Hacking

APT24 Deploys New BADAUDIO Malware in Long-Running Espionage Campaign

Eng. Donya Bino Published  ·  4 min read

A China-aligned threat group known as APT24 has spent nearly three years quietly infiltrating networks across Taiwan using a previously unknown piece of malware named BADAUDIO, according to new findings from Google’s Threat Intelligence Group (GTIG).
GTIG researchers Harsh Parashar, Tierra Duncan, and Dan Perez said the group has moved away from its earlier, broad website compromises and now favors more precise intrusion methods that offer deeper and longer-lasting access. Central to this shift is the repeated breach of a well-known digital marketing firm in Taiwan, allowing the attackers to launch supply chain attacks through trusted third-party JavaScript libraries.
APT24 also tracked as Pitty Tiger is believed to be active since at least 2008. Over the years, the group has targeted government bodies, telecom firms, nonprofits, and high-value industries in the U.S. and Taiwan. Their operations often revolve around stealing intellectual property that could help Chinese state-owned enterprises gain competitive advantages.

Long History, Familiar Tactics
Earlier investigations from FireEye linked APT24 to a range of malware families such as CT RAT, MM RAT, variants of Gh0st RAT, and the Taidoor backdoor. The group has historically relied on spear-phishing emails carrying malicious documents that exploit well-known Microsoft Office vulnerabilities.
APT24 is also closely connected to another China-backed cluster known as Earth Aughisky, which has used overlapping infrastructure and delivered backdoors like Specas alongside Taidoor.

BADAUDIO: A New Stealthy Downloader
GTIG’s latest report reveals that BADAUDIO has been active since November 2022. Written in C++ and heavily obfuscated through control-flow flattening, the malware acts as a first-stage downloader. It extracts and sends basic system information to a command-and-control server, which then responds with an AES-encrypted payload. In at least one confirmed case, that payload was a Cobalt Strike Beacon.
The malware typically arrives as a malicious DLL launched through DLL Search Order Hijacking, using trusted applications to mask its execution. More recent versions have been delivered through encrypted archives packaged with VBS, BAT, and LNK files, creating a multi-layered and difficult-to-analyze execution chain.

Watering Holes and Supply Chain Compromise
Between late 2022 and early September 2025, APT24 compromised more than 20 legitimate websites, injecting JavaScript that fingerprinted visitors and served a fake Google Chrome update prompting them to download BADAUDIO. Notably, the script was configured to exclude macOS, iOS, and Android devices, signaling a clear focus on Windows targets.
The group escalated further in July 2024, when it breached a regional digital marketing firm. By tampering with a widely used JavaScript library distributed by the company, APT24 gained access to over 1,000 domains. A typosquatted CDN domain delivered the fingerprinting script and the malware download prompts.

******************************

§ Exercise requirements
**1)** According to the article on APT24, since when has BADAUDIO been active?
**2)** In the article on APT24, which malware families did earlier FireEye investigations link to the group?
**3)** Rewrite everything in the article on APT24 from "BADAUDIO: A New" down to "Cobalt Strike Beacon.", putting "code virtualization" in place of "control-flow flattening".
The data has no connection to the article on APT24.

§ Stored data entries
******************************

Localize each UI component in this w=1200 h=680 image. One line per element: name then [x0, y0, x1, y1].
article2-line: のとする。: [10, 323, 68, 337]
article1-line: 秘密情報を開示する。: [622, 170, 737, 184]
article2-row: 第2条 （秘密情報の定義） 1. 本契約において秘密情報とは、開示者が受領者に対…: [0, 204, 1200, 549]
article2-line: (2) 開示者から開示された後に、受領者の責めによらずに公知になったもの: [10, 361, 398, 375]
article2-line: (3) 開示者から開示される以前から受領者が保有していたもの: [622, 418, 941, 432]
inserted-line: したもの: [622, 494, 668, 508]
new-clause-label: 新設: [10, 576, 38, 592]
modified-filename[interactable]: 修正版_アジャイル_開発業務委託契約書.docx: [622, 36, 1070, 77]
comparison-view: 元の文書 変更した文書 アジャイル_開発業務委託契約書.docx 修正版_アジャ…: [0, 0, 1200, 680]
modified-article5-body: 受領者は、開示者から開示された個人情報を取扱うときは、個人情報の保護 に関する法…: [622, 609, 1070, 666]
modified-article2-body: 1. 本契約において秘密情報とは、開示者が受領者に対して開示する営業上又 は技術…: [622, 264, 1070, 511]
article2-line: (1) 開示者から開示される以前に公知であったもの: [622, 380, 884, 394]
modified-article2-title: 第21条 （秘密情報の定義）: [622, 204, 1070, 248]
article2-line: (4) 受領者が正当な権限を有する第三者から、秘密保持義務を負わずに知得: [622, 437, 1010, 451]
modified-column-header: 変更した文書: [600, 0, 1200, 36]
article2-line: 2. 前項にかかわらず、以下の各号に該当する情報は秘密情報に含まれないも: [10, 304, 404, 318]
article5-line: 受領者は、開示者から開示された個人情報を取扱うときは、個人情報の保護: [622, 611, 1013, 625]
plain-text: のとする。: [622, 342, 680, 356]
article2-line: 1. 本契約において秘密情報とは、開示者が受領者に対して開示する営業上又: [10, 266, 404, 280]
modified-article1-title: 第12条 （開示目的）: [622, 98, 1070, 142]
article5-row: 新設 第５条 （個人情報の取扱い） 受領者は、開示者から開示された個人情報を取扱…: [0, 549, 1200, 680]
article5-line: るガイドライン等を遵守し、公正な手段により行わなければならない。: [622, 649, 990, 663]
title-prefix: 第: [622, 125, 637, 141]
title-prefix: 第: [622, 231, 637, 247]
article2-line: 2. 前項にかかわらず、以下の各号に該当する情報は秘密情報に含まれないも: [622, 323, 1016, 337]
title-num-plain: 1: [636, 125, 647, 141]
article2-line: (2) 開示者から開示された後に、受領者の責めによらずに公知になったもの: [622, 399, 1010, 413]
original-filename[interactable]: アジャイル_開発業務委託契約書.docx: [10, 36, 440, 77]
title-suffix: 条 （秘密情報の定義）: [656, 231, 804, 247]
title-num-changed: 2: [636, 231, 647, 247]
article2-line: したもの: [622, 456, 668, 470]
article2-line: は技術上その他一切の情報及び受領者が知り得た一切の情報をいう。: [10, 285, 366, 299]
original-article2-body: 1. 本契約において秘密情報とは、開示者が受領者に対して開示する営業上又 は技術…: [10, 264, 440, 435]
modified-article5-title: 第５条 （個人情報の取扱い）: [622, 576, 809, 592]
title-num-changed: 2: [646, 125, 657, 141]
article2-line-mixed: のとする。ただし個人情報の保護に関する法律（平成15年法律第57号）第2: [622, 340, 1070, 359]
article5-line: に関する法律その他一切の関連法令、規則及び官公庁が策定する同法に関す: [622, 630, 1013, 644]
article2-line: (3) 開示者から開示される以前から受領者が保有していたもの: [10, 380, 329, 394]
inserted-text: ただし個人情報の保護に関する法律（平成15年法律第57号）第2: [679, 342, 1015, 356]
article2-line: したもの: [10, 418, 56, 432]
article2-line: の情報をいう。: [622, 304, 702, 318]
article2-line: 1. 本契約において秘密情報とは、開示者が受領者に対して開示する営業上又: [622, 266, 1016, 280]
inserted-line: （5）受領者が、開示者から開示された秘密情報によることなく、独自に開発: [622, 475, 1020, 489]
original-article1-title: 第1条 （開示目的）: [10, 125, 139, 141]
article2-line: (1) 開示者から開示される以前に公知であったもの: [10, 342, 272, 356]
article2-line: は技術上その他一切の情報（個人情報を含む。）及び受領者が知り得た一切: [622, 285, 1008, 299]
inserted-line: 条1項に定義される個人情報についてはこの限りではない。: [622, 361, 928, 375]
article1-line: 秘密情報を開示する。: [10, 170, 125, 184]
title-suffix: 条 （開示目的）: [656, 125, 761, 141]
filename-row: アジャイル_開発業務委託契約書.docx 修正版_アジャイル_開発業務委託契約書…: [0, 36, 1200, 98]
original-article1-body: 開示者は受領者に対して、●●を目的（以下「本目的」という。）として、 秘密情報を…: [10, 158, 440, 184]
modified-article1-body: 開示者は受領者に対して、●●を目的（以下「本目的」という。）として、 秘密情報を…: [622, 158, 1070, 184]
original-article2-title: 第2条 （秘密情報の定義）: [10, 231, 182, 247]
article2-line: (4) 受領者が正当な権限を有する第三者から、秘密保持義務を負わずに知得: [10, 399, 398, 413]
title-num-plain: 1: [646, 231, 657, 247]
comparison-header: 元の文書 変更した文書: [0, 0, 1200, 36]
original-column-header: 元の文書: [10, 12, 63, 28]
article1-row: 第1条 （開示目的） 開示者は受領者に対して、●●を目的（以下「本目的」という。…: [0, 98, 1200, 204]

******************************

§ Solution list
**1)** Since November 2022.

**2)** CT RAT, MM RAT, variants of Gh0st RAT, and the Taidoor backdoor.

**3)**
BADAUDIO: A New Stealthy Downloader
GTIG’s latest report reveals that BADAUDIO has been active since November 2022. Written in C++ and heavily obfuscated through code virtualization, the malware acts as a first-stage downloader. It extracts and sends basic system information to a command-and-control server, which then responds with an AES-encrypted payload. In at least one confirmed case, that payload was a Cobalt Strike Beacon.